/---

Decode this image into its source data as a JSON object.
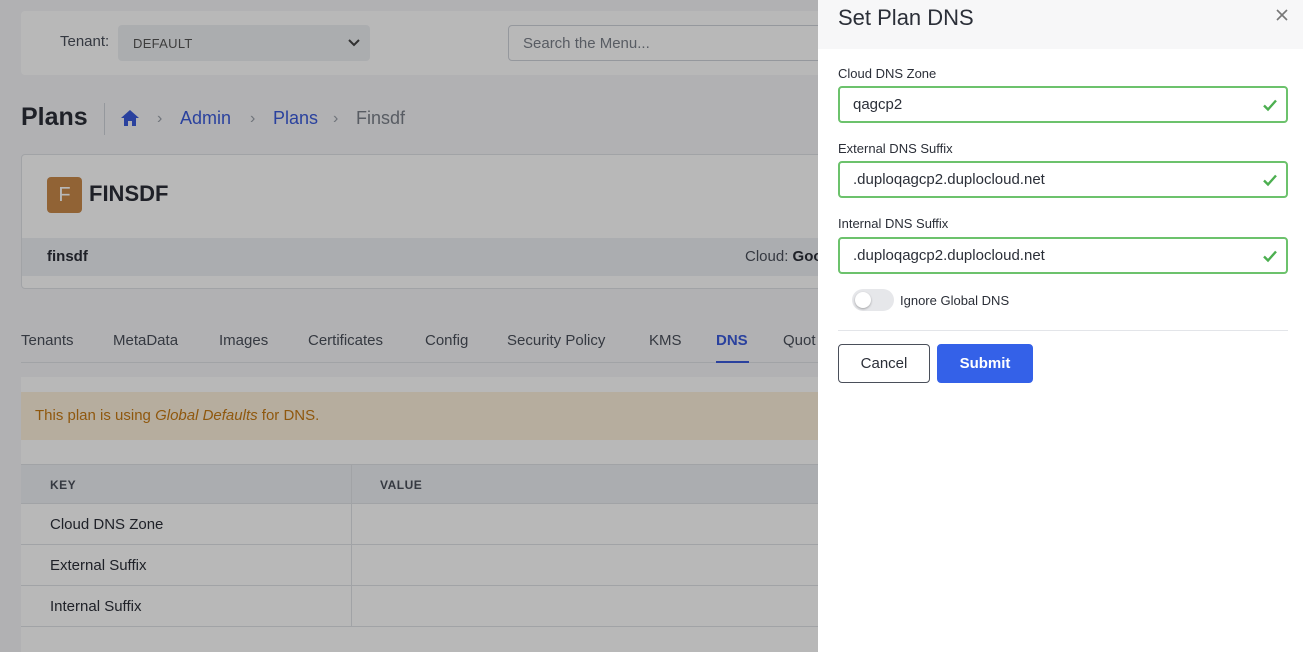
{
  "topbar": {
    "tenant_label": "Tenant:",
    "tenant_value": "DEFAULT",
    "search_placeholder": "Search the Menu..."
  },
  "page": {
    "title": "Plans",
    "breadcrumb": [
      "Admin",
      "Plans",
      "Finsdf"
    ]
  },
  "plan_card": {
    "avatar_letter": "F",
    "name": "FINSDF",
    "id": "finsdf",
    "cloud_label": "Cloud:",
    "cloud_value": "Goo"
  },
  "tabs": [
    "Tenants",
    "MetaData",
    "Images",
    "Certificates",
    "Config",
    "Security Policy",
    "KMS",
    "DNS",
    "Quot"
  ],
  "active_tab": "DNS",
  "alert": {
    "prefix": "This plan is using ",
    "emphasis": "Global Defaults",
    "suffix": " for DNS."
  },
  "table": {
    "headers": [
      "KEY",
      "VALUE"
    ],
    "rows": [
      "Cloud DNS Zone",
      "External Suffix",
      "Internal Suffix"
    ]
  },
  "drawer": {
    "title": "Set Plan DNS",
    "fields": {
      "cloud_dns_zone": {
        "label": "Cloud DNS Zone",
        "value": "qagcp2"
      },
      "external_dns_suffix": {
        "label": "External DNS Suffix",
        "value": ".duploqagcp2.duplocloud.net"
      },
      "internal_dns_suffix": {
        "label": "Internal DNS Suffix",
        "value": ".duploqagcp2.duplocloud.net"
      }
    },
    "ignore_global_dns": {
      "label": "Ignore Global DNS",
      "checked": false
    },
    "cancel_label": "Cancel",
    "submit_label": "Submit"
  },
  "colors": {
    "accent": "#3461e8",
    "link": "#3b5bdb",
    "valid": "#6cc26c",
    "alert_text": "#c77a14",
    "alert_bg": "#fdf0dc",
    "avatar": "#c98a4a"
  }
}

\---

● **GIVEN INSTRUCTION**
Transcribe the full listing above exactly, with the images removed.

● **SOLVED PROBLEM**
Decode this image into its source data as a JSON object.
{
  "topbar": {
    "tenant_label": "Tenant:",
    "tenant_value": "DEFAULT",
    "search_placeholder": "Search the Menu..."
  },
  "page": {
    "title": "Plans",
    "breadcrumb": [
      "Admin",
      "Plans",
      "Finsdf"
    ]
  },
  "plan_card": {
    "avatar_letter": "F",
    "name": "FINSDF",
    "id": "finsdf",
    "cloud_label": "Cloud:",
    "cloud_value": "Goo"
  },
  "tabs": [
    "Tenants",
    "MetaData",
    "Images",
    "Certificates",
    "Config",
    "Security Policy",
    "KMS",
    "DNS",
    "Quot"
  ],
  "active_tab": "DNS",
  "alert": {
    "prefix": "This plan is using ",
    "emphasis": "Global Defaults",
    "suffix": " for DNS."
  },
  "table": {
    "headers": [
      "KEY",
      "VALUE"
    ],
    "rows": [
      "Cloud DNS Zone",
      "External Suffix",
      "Internal Suffix"
    ]
  },
  "drawer": {
    "title": "Set Plan DNS",
    "fields": {
      "cloud_dns_zone": {
        "label": "Cloud DNS Zone",
        "value": "qagcp2"
      },
      "external_dns_suffix": {
        "label": "External DNS Suffix",
        "value": ".duploqagcp2.duplocloud.net"
      },
      "internal_dns_suffix": {
        "label": "Internal DNS Suffix",
        "value": ".duploqagcp2.duplocloud.net"
      }
    },
    "ignore_global_dns": {
      "label": "Ignore Global DNS",
      "checked": false
    },
    "cancel_label": "Cancel",
    "submit_label": "Submit"
  },
  "colors": {
    "accent": "#3461e8",
    "link": "#3b5bdb",
    "valid": "#6cc26c",
    "alert_text": "#c77a14",
    "alert_bg": "#fdf0dc",
    "avatar": "#c98a4a"
  }
}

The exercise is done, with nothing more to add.